SET PROBLEM: Find the lines that hold the word "narty" and return them.

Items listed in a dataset
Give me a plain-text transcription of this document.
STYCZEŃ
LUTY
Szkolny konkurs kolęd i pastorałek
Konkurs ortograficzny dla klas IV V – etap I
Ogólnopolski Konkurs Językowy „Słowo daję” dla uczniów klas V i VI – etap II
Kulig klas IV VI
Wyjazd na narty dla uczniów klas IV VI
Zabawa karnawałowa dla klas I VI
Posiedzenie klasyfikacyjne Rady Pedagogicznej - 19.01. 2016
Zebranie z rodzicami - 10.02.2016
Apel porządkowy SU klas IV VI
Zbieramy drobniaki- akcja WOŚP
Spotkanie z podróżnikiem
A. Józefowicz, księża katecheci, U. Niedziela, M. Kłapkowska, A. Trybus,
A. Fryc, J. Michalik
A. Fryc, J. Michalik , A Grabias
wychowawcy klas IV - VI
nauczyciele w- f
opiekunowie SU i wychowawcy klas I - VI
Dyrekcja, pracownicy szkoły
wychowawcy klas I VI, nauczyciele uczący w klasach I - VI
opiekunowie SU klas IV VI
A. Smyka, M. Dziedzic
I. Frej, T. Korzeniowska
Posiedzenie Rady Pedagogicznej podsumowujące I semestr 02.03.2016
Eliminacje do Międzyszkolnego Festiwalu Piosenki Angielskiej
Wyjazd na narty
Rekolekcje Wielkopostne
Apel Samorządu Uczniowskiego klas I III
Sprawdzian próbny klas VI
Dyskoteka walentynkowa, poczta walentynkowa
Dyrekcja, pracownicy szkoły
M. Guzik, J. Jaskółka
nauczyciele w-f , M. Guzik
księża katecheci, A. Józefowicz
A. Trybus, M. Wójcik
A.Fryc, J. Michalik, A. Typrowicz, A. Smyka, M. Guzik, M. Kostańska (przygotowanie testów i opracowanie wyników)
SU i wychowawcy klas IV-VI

TASK SOLUTION:
Wyjazd na narty dla uczniów klas IV VI
Wyjazd na narty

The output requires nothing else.